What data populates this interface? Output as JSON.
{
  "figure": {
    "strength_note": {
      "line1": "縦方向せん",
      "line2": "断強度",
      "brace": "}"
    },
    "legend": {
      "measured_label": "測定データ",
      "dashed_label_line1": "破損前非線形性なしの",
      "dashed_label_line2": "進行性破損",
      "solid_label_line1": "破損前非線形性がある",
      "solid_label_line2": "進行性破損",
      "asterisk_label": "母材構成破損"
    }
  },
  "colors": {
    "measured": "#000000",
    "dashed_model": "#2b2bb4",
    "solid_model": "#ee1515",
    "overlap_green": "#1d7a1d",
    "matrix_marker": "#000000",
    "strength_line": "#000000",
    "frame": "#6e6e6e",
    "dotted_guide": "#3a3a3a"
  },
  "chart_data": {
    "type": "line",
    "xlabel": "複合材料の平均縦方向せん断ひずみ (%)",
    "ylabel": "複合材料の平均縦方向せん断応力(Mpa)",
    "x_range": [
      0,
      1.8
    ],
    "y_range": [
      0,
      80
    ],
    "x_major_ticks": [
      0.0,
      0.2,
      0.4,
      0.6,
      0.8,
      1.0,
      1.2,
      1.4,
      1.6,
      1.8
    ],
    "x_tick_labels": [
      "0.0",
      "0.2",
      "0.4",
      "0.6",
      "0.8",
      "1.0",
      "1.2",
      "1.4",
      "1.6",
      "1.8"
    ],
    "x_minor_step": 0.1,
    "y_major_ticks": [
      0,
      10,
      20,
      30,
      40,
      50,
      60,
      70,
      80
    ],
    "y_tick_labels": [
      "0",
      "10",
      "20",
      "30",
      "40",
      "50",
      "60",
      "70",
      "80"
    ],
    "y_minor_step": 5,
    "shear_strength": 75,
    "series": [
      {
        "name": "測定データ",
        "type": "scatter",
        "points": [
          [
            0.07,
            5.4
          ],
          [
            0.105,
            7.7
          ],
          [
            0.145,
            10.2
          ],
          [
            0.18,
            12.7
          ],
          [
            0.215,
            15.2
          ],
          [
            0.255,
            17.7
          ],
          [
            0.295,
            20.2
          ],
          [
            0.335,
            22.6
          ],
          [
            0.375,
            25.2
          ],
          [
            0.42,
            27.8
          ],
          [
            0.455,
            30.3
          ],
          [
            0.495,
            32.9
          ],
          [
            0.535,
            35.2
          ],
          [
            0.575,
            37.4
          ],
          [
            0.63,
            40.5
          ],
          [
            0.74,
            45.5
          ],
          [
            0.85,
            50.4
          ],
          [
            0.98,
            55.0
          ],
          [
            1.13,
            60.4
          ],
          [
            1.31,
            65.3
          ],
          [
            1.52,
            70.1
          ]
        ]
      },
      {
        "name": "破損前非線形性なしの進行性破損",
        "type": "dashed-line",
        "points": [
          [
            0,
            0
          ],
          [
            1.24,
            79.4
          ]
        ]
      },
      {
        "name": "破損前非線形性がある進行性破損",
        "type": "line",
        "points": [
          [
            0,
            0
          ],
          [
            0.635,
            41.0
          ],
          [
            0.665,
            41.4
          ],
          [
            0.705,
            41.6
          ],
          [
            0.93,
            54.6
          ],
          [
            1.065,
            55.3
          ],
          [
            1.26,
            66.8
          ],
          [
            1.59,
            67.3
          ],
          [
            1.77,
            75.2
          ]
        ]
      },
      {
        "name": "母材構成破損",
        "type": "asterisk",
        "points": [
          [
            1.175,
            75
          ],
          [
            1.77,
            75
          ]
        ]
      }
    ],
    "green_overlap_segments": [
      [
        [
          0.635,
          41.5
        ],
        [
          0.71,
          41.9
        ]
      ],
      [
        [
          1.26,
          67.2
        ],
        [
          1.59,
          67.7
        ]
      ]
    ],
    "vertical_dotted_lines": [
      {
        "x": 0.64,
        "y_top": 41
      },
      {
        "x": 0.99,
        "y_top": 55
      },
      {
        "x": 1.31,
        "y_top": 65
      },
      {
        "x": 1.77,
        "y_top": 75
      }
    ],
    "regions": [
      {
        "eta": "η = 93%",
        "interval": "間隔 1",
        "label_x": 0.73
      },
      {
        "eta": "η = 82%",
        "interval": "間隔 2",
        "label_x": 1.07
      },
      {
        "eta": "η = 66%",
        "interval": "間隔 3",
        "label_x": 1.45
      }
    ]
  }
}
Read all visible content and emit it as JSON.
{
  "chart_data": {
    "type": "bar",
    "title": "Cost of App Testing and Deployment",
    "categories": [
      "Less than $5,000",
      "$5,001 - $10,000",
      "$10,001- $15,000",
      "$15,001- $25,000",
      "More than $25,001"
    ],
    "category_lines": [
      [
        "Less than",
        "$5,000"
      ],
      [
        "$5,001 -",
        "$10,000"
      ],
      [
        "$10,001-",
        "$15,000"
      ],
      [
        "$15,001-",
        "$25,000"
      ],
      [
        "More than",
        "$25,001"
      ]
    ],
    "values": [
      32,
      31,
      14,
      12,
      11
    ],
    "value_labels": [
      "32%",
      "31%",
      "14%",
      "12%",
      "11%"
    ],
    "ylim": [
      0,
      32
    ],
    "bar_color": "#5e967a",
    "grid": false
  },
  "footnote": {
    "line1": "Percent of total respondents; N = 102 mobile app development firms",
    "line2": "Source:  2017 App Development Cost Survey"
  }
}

·····

Reproduce the entries above in full, verbatim.

• OUTPUT OF THE EXERCISE:
What data populates this interface? Output as JSON.
{
  "figure": {
    "strength_note": {
      "line1": "縦方向せん",
      "line2": "断強度",
      "brace": "}"
    },
    "legend": {
      "measured_label": "測定データ",
      "dashed_label_line1": "破損前非線形性なしの",
      "dashed_label_line2": "進行性破損",
      "solid_label_line1": "破損前非線形性がある",
      "solid_label_line2": "進行性破損",
      "asterisk_label": "母材構成破損"
    }
  },
  "colors": {
    "measured": "#000000",
    "dashed_model": "#2b2bb4",
    "solid_model": "#ee1515",
    "overlap_green": "#1d7a1d",
    "matrix_marker": "#000000",
    "strength_line": "#000000",
    "frame": "#6e6e6e",
    "dotted_guide": "#3a3a3a"
  },
  "chart_data": {
    "type": "line",
    "xlabel": "複合材料の平均縦方向せん断ひずみ (%)",
    "ylabel": "複合材料の平均縦方向せん断応力(Mpa)",
    "x_range": [
      0,
      1.8
    ],
    "y_range": [
      0,
      80
    ],
    "x_major_ticks": [
      0.0,
      0.2,
      0.4,
      0.6,
      0.8,
      1.0,
      1.2,
      1.4,
      1.6,
      1.8
    ],
    "x_tick_labels": [
      "0.0",
      "0.2",
      "0.4",
      "0.6",
      "0.8",
      "1.0",
      "1.2",
      "1.4",
      "1.6",
      "1.8"
    ],
    "x_minor_step": 0.1,
    "y_major_ticks": [
      0,
      10,
      20,
      30,
      40,
      50,
      60,
      70,
      80
    ],
    "y_tick_labels": [
      "0",
      "10",
      "20",
      "30",
      "40",
      "50",
      "60",
      "70",
      "80"
    ],
    "y_minor_step": 5,
    "shear_strength": 75,
    "series": [
      {
        "name": "測定データ",
        "type": "scatter",
        "points": [
          [
            0.07,
            5.4
          ],
          [
            0.105,
            7.7
          ],
          [
            0.145,
            10.2
          ],
          [
            0.18,
            12.7
          ],
          [
            0.215,
            15.2
          ],
          [
            0.255,
            17.7
          ],
          [
            0.295,
            20.2
          ],
          [
            0.335,
            22.6
          ],
          [
            0.375,
            25.2
          ],
          [
            0.42,
            27.8
          ],
          [
            0.455,
            30.3
          ],
          [
            0.495,
            32.9
          ],
          [
            0.535,
            35.2
          ],
          [
            0.575,
            37.4
          ],
          [
            0.63,
            40.5
          ],
          [
            0.74,
            45.5
          ],
          [
            0.85,
            50.4
          ],
          [
            0.98,
            55.0
          ],
          [
            1.13,
            60.4
          ],
          [
            1.31,
            65.3
          ],
          [
            1.52,
            70.1
          ]
        ]
      },
      {
        "name": "破損前非線形性なしの進行性破損",
        "type": "dashed-line",
        "points": [
          [
            0,
            0
          ],
          [
            1.24,
            79.4
          ]
        ]
      },
      {
        "name": "破損前非線形性がある進行性破損",
        "type": "line",
        "points": [
          [
            0,
            0
          ],
          [
            0.635,
            41.0
          ],
          [
            0.665,
            41.4
          ],
          [
            0.705,
            41.6
          ],
          [
            0.93,
            54.6
          ],
          [
            1.065,
            55.3
          ],
          [
            1.26,
            66.8
          ],
          [
            1.59,
            67.3
          ],
          [
            1.77,
            75.2
          ]
        ]
      },
      {
        "name": "母材構成破損",
        "type": "asterisk",
        "points": [
          [
            1.175,
            75
          ],
          [
            1.77,
            75
          ]
        ]
      }
    ],
    "green_overlap_segments": [
      [
        [
          0.635,
          41.5
        ],
        [
          0.71,
          41.9
        ]
      ],
      [
        [
          1.26,
          67.2
        ],
        [
          1.59,
          67.7
        ]
      ]
    ],
    "vertical_dotted_lines": [
      {
        "x": 0.64,
        "y_top": 41
      },
      {
        "x": 0.99,
        "y_top": 55
      },
      {
        "x": 1.31,
        "y_top": 65
      },
      {
        "x": 1.77,
        "y_top": 75
      }
    ],
    "regions": [
      {
        "eta": "η = 93%",
        "interval": "間隔 1",
        "label_x": 0.73
      },
      {
        "eta": "η = 82%",
        "interval": "間隔 2",
        "label_x": 1.07
      },
      {
        "eta": "η = 66%",
        "interval": "間隔 3",
        "label_x": 1.45
      }
    ]
  }
}
Read all visible content and emit it as JSON.
{
  "chart_data": {
    "type": "bar",
    "title": "Cost of App Testing and Deployment",
    "categories": [
      "Less than $5,000",
      "$5,001 - $10,000",
      "$10,001- $15,000",
      "$15,001- $25,000",
      "More than $25,001"
    ],
    "category_lines": [
      [
        "Less than",
        "$5,000"
      ],
      [
        "$5,001 -",
        "$10,000"
      ],
      [
        "$10,001-",
        "$15,000"
      ],
      [
        "$15,001-",
        "$25,000"
      ],
      [
        "More than",
        "$25,001"
      ]
    ],
    "values": [
      32,
      31,
      14,
      12,
      11
    ],
    "value_labels": [
      "32%",
      "31%",
      "14%",
      "12%",
      "11%"
    ],
    "ylim": [
      0,
      32
    ],
    "bar_color": "#5e967a",
    "grid": false
  },
  "footnote": {
    "line1": "Percent of total respondents; N = 102 mobile app development firms",
    "line2": "Source:  2017 App Development Cost Survey"
  }
}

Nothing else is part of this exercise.